◆ STATED PROBLEM ◆
Pick out each line in these entries that contains the string "College".
=== EXTRACTED INFORMATION ===
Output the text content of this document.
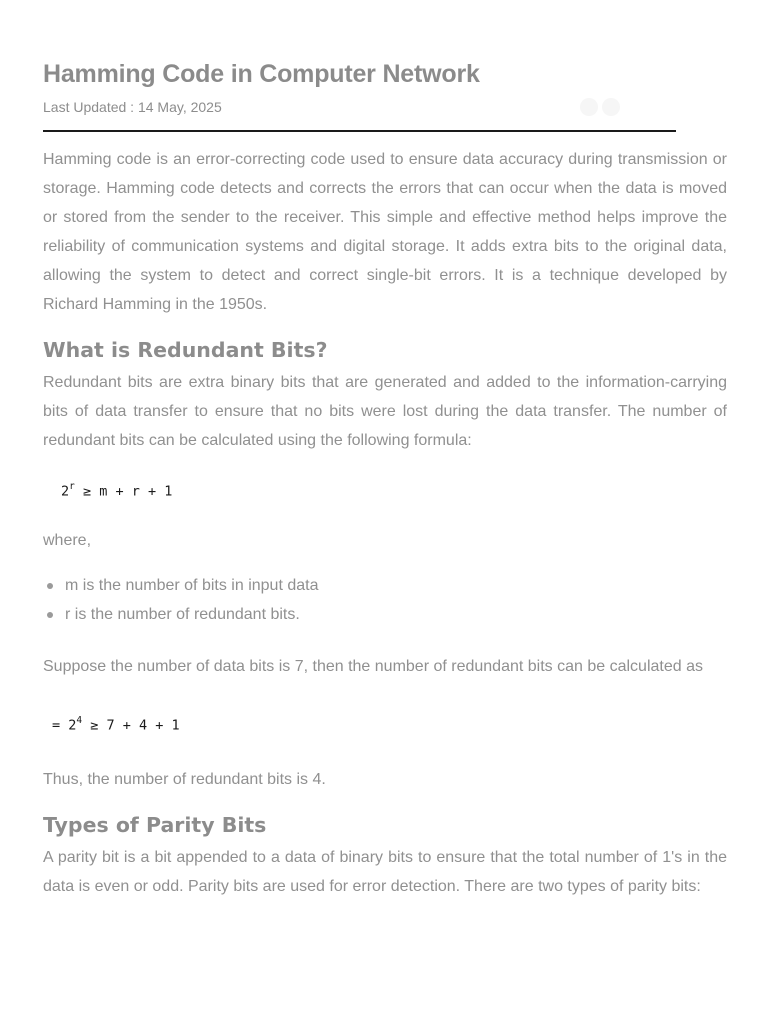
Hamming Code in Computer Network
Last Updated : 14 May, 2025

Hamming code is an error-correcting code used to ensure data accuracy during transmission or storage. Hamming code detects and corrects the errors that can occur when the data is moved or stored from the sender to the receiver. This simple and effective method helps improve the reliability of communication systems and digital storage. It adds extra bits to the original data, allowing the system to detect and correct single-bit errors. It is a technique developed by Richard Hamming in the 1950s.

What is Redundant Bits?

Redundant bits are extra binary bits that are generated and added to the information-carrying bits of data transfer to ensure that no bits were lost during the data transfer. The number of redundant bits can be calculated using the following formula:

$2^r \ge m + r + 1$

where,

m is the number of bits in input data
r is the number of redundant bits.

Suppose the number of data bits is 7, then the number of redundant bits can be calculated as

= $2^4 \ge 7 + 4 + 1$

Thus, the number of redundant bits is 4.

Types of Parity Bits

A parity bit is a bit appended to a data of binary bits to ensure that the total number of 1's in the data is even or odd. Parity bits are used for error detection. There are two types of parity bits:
===
=== EXTRACTED INFORMATION ===
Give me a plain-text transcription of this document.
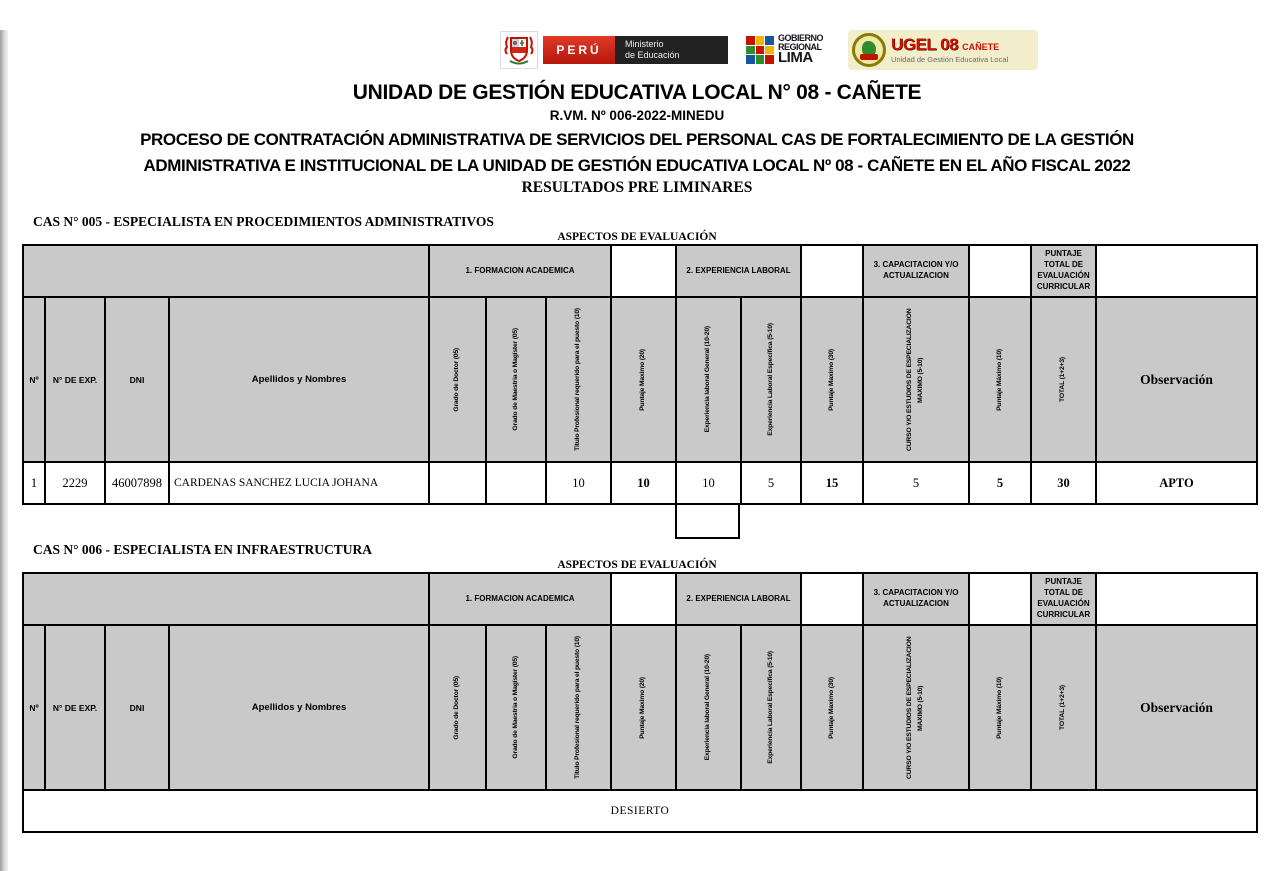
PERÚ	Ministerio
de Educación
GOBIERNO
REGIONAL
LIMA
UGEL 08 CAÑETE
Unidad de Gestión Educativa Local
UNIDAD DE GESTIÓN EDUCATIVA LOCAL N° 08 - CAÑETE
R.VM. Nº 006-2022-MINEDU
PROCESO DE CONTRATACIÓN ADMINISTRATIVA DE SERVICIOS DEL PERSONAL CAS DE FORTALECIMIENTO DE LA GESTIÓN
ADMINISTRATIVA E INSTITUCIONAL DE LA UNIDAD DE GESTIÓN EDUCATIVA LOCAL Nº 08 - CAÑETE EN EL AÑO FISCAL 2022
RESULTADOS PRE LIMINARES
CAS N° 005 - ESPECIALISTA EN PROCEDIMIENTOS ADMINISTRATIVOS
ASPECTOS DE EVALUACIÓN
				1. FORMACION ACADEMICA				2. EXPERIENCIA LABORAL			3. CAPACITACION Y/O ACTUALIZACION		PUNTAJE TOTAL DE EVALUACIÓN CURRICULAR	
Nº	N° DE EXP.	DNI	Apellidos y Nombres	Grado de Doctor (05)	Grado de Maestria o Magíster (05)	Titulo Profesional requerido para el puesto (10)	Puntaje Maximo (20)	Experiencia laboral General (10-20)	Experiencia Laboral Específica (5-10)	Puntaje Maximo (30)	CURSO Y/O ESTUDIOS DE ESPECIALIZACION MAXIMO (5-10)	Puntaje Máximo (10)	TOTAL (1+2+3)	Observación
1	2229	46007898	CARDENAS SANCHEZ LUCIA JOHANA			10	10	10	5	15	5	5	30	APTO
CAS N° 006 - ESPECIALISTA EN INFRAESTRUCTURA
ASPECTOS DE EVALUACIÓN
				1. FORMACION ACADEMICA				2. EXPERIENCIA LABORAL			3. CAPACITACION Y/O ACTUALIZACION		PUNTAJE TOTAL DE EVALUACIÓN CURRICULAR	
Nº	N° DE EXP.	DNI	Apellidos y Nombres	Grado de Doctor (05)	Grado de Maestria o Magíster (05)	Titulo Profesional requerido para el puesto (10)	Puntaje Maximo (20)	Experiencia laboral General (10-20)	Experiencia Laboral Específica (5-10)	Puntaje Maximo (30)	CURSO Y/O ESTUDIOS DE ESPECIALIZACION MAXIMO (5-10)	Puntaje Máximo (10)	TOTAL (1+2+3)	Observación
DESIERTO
===
=== EXTRACTED INFORMATION ===
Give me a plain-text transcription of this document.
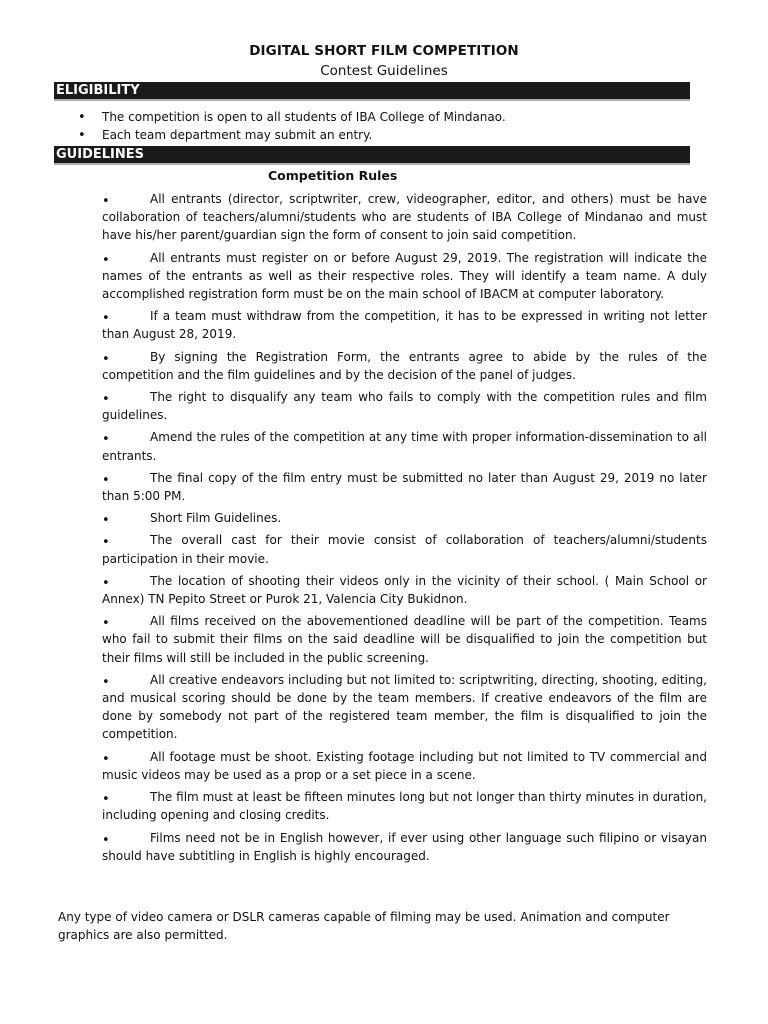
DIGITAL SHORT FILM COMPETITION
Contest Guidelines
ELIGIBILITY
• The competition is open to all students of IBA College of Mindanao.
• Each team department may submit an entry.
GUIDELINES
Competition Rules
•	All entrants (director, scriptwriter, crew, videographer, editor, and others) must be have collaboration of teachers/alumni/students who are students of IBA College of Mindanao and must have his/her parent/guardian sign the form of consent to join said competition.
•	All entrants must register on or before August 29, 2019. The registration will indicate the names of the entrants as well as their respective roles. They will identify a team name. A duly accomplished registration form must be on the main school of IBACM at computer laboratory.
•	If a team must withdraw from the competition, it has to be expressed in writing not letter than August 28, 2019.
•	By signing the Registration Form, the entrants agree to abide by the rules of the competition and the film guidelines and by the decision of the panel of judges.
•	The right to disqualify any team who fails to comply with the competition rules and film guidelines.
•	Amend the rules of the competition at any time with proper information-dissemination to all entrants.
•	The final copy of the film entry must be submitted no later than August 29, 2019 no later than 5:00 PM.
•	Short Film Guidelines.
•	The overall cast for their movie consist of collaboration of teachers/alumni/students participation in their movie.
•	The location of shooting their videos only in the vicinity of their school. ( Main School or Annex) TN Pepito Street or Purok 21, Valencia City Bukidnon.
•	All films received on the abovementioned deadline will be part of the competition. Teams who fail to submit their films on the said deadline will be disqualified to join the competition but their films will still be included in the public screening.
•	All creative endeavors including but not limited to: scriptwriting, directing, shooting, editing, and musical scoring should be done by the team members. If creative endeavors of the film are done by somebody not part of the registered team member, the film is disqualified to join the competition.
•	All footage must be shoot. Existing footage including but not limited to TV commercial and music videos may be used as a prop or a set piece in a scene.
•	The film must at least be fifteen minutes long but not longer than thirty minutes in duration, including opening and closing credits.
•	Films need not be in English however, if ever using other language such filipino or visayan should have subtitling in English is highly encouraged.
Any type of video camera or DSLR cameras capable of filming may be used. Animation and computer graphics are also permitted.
===
◆ SOLUTION FOR THIS TASK ◆
• The competition is open to all students of IBA College of Mindanao.
•	All entrants (director, scriptwriter, crew, videographer, editor, and others) must be have collaboration of teachers/alumni/students who are students of IBA College of Mindanao and must have his/her parent/guardian sign the form of consent to join said competition.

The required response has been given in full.